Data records
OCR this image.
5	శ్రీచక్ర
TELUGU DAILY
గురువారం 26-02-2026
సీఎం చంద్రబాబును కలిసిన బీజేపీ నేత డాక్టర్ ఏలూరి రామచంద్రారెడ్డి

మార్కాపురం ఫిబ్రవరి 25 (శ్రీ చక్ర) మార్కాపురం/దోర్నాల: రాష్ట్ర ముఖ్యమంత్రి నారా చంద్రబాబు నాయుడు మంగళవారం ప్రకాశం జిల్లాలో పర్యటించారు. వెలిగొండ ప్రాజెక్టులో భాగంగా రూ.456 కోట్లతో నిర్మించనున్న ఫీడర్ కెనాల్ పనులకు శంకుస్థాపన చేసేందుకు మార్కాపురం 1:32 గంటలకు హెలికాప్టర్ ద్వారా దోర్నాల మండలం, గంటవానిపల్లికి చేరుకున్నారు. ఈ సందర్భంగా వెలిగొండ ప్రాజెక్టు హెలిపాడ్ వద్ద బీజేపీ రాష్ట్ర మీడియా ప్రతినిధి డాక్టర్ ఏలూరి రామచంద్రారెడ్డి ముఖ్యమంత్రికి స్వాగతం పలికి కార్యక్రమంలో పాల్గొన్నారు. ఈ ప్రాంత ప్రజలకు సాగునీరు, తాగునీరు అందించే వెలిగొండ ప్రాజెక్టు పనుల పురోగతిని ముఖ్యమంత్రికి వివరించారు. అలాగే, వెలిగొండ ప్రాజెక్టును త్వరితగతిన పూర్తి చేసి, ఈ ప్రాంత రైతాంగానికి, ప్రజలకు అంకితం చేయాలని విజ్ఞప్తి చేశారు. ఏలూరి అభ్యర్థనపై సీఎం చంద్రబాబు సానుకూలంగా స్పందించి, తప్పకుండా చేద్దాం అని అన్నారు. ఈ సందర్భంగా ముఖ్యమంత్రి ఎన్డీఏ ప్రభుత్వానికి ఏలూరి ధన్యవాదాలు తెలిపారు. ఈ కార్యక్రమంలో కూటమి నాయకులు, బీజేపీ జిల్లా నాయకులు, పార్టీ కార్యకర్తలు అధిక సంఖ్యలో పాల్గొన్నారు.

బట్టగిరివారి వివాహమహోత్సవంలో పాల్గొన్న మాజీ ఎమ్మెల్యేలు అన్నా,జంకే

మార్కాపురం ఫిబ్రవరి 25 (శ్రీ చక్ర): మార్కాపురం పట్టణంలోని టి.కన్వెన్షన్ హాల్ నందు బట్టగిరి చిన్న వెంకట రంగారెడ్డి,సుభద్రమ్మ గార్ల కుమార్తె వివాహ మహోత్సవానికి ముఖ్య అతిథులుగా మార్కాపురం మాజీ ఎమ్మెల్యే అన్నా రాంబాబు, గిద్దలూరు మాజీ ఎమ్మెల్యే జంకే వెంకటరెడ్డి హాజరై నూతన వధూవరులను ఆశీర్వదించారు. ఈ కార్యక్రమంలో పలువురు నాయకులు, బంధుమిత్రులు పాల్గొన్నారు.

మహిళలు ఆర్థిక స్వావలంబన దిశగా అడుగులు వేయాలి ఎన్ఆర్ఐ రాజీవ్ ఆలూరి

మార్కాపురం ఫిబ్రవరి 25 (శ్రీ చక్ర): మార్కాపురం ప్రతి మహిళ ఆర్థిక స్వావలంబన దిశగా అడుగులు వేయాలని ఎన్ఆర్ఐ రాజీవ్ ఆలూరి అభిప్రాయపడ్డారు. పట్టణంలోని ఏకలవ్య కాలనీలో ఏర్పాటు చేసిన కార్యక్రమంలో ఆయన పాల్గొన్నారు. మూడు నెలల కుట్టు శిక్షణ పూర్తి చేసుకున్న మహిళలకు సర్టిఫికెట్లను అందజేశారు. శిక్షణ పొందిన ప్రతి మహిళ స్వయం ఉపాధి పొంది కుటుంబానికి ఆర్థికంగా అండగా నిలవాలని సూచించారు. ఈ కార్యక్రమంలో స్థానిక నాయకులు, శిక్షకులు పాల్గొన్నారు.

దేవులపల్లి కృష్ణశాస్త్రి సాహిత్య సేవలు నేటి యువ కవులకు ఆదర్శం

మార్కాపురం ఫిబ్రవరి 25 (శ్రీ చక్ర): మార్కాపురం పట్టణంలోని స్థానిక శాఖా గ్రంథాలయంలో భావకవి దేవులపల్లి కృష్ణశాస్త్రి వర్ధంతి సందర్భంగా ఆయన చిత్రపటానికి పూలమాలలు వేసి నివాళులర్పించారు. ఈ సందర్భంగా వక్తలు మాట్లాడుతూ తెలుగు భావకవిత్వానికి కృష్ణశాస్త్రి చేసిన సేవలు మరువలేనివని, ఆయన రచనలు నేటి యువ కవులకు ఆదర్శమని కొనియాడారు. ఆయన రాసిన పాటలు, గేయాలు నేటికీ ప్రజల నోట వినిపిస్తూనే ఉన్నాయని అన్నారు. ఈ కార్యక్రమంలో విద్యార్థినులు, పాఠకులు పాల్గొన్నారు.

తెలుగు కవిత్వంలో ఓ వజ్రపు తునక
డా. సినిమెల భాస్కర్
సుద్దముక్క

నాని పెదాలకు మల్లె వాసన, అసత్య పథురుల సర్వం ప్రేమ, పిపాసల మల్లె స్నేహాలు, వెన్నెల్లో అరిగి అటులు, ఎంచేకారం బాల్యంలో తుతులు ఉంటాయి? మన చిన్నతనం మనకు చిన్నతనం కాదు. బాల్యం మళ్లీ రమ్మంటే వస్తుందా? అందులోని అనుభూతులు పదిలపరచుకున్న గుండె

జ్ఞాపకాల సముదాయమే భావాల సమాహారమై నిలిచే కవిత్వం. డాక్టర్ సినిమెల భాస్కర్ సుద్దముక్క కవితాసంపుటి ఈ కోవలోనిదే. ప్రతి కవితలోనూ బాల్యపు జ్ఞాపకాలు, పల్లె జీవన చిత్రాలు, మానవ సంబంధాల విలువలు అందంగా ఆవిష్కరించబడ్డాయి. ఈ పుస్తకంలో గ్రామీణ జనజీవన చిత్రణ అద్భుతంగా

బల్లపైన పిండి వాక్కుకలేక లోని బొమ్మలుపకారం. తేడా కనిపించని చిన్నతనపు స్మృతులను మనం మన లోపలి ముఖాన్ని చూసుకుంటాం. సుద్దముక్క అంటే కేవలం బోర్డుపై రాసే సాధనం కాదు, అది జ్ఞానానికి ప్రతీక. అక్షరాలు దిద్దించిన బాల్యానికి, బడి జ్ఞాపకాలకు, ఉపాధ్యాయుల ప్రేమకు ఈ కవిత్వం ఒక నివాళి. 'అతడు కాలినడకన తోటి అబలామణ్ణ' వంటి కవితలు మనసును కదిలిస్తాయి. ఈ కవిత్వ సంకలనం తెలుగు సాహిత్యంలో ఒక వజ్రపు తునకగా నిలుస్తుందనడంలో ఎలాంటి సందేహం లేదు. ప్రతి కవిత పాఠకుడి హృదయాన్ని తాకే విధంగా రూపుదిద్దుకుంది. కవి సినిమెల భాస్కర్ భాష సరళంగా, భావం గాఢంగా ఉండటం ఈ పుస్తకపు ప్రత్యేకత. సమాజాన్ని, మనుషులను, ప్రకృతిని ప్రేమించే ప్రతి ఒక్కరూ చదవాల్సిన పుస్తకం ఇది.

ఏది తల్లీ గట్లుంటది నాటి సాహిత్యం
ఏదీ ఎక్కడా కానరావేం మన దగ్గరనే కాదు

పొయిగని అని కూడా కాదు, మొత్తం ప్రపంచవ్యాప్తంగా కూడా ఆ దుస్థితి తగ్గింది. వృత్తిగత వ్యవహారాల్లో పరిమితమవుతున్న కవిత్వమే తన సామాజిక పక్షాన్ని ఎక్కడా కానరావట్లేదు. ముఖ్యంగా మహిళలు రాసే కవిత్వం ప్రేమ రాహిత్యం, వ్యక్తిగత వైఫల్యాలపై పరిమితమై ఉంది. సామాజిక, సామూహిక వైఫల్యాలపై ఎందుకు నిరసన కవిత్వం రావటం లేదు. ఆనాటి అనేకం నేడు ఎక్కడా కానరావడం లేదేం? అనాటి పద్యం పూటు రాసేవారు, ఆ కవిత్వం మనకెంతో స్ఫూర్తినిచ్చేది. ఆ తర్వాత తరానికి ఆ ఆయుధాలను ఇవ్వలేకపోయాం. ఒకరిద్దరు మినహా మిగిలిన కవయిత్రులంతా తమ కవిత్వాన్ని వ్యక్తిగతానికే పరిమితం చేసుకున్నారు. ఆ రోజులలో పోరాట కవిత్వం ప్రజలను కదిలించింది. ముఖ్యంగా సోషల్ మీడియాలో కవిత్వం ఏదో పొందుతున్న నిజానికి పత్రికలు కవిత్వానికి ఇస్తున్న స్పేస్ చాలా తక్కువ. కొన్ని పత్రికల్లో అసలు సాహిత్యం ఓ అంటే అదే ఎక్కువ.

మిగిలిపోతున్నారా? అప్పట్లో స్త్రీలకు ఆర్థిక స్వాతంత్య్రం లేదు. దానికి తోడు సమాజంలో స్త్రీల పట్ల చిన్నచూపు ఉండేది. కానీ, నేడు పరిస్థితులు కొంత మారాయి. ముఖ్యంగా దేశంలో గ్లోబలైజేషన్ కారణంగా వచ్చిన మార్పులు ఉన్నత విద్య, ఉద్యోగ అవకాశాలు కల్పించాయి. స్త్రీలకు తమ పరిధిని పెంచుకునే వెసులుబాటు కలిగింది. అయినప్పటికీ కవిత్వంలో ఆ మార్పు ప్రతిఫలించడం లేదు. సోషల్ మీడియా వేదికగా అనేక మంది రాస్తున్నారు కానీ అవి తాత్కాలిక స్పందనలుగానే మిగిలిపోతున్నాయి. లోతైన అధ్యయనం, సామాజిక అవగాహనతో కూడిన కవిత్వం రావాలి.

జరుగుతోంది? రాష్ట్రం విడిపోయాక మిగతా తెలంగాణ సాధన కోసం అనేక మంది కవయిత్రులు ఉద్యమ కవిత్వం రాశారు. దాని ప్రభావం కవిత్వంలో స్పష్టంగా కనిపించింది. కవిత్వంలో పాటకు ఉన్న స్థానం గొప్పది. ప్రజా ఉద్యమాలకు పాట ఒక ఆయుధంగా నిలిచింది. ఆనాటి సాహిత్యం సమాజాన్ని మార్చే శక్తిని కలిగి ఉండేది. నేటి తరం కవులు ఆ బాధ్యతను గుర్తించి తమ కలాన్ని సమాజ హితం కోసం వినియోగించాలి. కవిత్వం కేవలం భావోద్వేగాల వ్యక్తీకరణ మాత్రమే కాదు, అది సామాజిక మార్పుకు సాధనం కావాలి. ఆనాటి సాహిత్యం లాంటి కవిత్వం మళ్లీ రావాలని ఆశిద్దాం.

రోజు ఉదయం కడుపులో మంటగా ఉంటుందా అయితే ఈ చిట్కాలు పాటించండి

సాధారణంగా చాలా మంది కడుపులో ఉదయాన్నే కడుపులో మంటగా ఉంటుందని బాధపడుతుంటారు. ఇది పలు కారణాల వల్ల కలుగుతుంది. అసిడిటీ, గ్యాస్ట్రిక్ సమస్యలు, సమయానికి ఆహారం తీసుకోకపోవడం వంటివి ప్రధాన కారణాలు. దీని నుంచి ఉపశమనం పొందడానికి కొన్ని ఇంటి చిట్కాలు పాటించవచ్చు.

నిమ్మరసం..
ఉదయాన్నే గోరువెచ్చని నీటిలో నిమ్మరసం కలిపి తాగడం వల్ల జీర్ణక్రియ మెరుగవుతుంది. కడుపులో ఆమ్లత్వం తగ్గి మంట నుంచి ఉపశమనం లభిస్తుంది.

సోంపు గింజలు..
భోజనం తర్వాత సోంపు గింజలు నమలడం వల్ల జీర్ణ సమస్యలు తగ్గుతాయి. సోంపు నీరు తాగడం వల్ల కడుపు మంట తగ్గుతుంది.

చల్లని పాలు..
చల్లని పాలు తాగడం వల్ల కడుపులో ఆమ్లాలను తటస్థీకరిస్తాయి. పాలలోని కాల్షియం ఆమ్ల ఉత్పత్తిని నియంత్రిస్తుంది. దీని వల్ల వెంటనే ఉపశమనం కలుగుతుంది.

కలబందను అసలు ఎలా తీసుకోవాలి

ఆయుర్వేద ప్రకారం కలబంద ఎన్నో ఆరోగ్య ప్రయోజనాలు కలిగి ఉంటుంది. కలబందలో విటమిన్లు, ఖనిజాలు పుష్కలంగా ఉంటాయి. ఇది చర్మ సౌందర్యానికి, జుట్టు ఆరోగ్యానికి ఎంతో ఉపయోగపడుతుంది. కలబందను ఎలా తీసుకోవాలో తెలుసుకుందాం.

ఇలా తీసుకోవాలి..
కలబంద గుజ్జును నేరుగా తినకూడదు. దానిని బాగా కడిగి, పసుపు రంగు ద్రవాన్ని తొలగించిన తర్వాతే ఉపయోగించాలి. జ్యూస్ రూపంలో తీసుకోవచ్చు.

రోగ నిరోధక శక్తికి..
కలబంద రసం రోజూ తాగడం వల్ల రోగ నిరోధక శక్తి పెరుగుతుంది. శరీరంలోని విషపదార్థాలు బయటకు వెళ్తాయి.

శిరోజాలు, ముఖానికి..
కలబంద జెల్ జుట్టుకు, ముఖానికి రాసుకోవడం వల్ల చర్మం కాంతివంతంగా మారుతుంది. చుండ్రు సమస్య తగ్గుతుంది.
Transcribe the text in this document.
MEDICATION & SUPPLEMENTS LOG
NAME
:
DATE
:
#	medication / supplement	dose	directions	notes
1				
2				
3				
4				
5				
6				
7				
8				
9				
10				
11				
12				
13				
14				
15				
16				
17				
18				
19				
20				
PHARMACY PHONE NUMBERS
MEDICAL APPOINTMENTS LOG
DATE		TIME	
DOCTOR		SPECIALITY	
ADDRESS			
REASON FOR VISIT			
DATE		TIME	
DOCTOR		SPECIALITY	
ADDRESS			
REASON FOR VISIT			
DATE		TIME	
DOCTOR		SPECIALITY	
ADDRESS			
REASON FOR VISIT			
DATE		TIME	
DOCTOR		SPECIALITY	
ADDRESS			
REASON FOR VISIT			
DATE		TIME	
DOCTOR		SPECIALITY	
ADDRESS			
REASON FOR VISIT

**Stated problem**
Repeat exactly, and only, the lines from the line with "Transcribe the text in this document." through the end of the listing above, both ends included.

**Output for this task**
Transcribe the text in this document.
MEDICATION & SUPPLEMENTS LOG
NAME
:
DATE
:
#	medication / supplement	dose	directions	notes
1				
2				
3				
4				
5				
6				
7				
8				
9				
10				
11				
12				
13				
14				
15				
16				
17				
18				
19				
20				
PHARMACY PHONE NUMBERS
MEDICAL APPOINTMENTS LOG
DATE		TIME	
DOCTOR		SPECIALITY	
ADDRESS			
REASON FOR VISIT			
DATE		TIME	
DOCTOR		SPECIALITY	
ADDRESS			
REASON FOR VISIT			
DATE		TIME	
DOCTOR		SPECIALITY	
ADDRESS			
REASON FOR VISIT			
DATE		TIME	
DOCTOR		SPECIALITY	
ADDRESS			
REASON FOR VISIT			
DATE		TIME	
DOCTOR		SPECIALITY	
ADDRESS			
REASON FOR VISIT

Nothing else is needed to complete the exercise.